Layout dataset entries:

• • • • •

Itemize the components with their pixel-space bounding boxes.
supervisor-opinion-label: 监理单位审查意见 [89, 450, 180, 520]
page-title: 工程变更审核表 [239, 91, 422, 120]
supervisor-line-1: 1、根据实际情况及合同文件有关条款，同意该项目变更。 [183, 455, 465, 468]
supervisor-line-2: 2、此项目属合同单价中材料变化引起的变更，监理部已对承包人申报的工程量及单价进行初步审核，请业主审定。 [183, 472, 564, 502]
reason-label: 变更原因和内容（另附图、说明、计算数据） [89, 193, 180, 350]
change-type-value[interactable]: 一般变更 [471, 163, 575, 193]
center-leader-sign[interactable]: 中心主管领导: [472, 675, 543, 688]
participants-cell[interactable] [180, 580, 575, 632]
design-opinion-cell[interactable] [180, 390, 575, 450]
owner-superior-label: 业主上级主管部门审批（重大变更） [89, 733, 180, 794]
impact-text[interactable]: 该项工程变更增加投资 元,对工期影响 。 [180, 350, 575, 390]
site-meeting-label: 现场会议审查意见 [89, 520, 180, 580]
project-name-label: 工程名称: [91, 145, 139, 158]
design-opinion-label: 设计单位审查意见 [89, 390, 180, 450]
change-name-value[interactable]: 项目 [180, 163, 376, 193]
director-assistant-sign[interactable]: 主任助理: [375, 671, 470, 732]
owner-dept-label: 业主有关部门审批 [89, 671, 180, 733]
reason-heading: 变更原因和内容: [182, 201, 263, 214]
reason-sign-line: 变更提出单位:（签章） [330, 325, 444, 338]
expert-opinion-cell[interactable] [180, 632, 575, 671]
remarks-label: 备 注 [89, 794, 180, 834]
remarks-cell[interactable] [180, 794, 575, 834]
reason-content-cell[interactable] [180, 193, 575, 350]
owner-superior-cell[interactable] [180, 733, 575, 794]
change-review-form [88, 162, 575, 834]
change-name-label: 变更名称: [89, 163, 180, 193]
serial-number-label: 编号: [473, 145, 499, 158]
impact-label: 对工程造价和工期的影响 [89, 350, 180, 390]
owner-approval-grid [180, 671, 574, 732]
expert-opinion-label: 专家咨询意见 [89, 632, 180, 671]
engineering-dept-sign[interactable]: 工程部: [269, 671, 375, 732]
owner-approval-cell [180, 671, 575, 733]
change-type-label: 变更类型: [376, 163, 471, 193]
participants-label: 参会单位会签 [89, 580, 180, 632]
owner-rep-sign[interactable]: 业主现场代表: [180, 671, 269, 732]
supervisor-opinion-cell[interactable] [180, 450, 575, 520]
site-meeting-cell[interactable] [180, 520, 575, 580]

• • • • •

● **Description of the task**: Please convert the lines above into a JSON list of strings, with one string per line and blank lines omitted.

● **Exercise response**:
[
  "Itemize the components with their pixel-space bounding boxes.",
  "supervisor-opinion-label: 监理单位审查意见 [89, 450, 180, 520]",
  "page-title: 工程变更审核表 [239, 91, 422, 120]",
  "supervisor-line-1: 1、根据实际情况及合同文件有关条款，同意该项目变更。 [183, 455, 465, 468]",
  "supervisor-line-2: 2、此项目属合同单价中材料变化引起的变更，监理部已对承包人申报的工程量及单价进行初步审核，请业主审定。 [183, 472, 564, 502]",
  "reason-label: 变更原因和内容（另附图、说明、计算数据） [89, 193, 180, 350]",
  "change-type-value[interactable]: 一般变更 [471, 163, 575, 193]",
  "center-leader-sign[interactable]: 中心主管领导: [472, 675, 543, 688]",
  "participants-cell[interactable] [180, 580, 575, 632]",
  "design-opinion-cell[interactable] [180, 390, 575, 450]",
  "owner-superior-label: 业主上级主管部门审批（重大变更） [89, 733, 180, 794]",
  "impact-text[interactable]: 该项工程变更增加投资 元,对工期影响 。 [180, 350, 575, 390]",
  "site-meeting-label: 现场会议审查意见 [89, 520, 180, 580]",
  "project-name-label: 工程名称: [91, 145, 139, 158]",
  "design-opinion-label: 设计单位审查意见 [89, 390, 180, 450]",
  "change-name-value[interactable]: 项目 [180, 163, 376, 193]",
  "director-assistant-sign[interactable]: 主任助理: [375, 671, 470, 732]",
  "owner-dept-label: 业主有关部门审批 [89, 671, 180, 733]",
  "reason-heading: 变更原因和内容: [182, 201, 263, 214]",
  "reason-sign-line: 变更提出单位:（签章） [330, 325, 444, 338]",
  "expert-opinion-cell[interactable] [180, 632, 575, 671]",
  "remarks-label: 备 注 [89, 794, 180, 834]",
  "remarks-cell[interactable] [180, 794, 575, 834]",
  "reason-content-cell[interactable] [180, 193, 575, 350]",
  "owner-superior-cell[interactable] [180, 733, 575, 794]",
  "change-review-form [88, 162, 575, 834]",
  "change-name-label: 变更名称: [89, 163, 180, 193]",
  "serial-number-label: 编号: [473, 145, 499, 158]",
  "impact-label: 对工程造价和工期的影响 [89, 350, 180, 390]",
  "owner-approval-grid [180, 671, 574, 732]",
  "expert-opinion-label: 专家咨询意见 [89, 632, 180, 671]",
  "engineering-dept-sign[interactable]: 工程部: [269, 671, 375, 732]",
  "owner-approval-cell [180, 671, 575, 733]",
  "change-type-label: 变更类型: [376, 163, 471, 193]",
  "participants-label: 参会单位会签 [89, 580, 180, 632]",
  "owner-rep-sign[interactable]: 业主现场代表: [180, 671, 269, 732]",
  "supervisor-opinion-cell[interactable] [180, 450, 575, 520]",
  "site-meeting-cell[interactable] [180, 520, 575, 580]"
]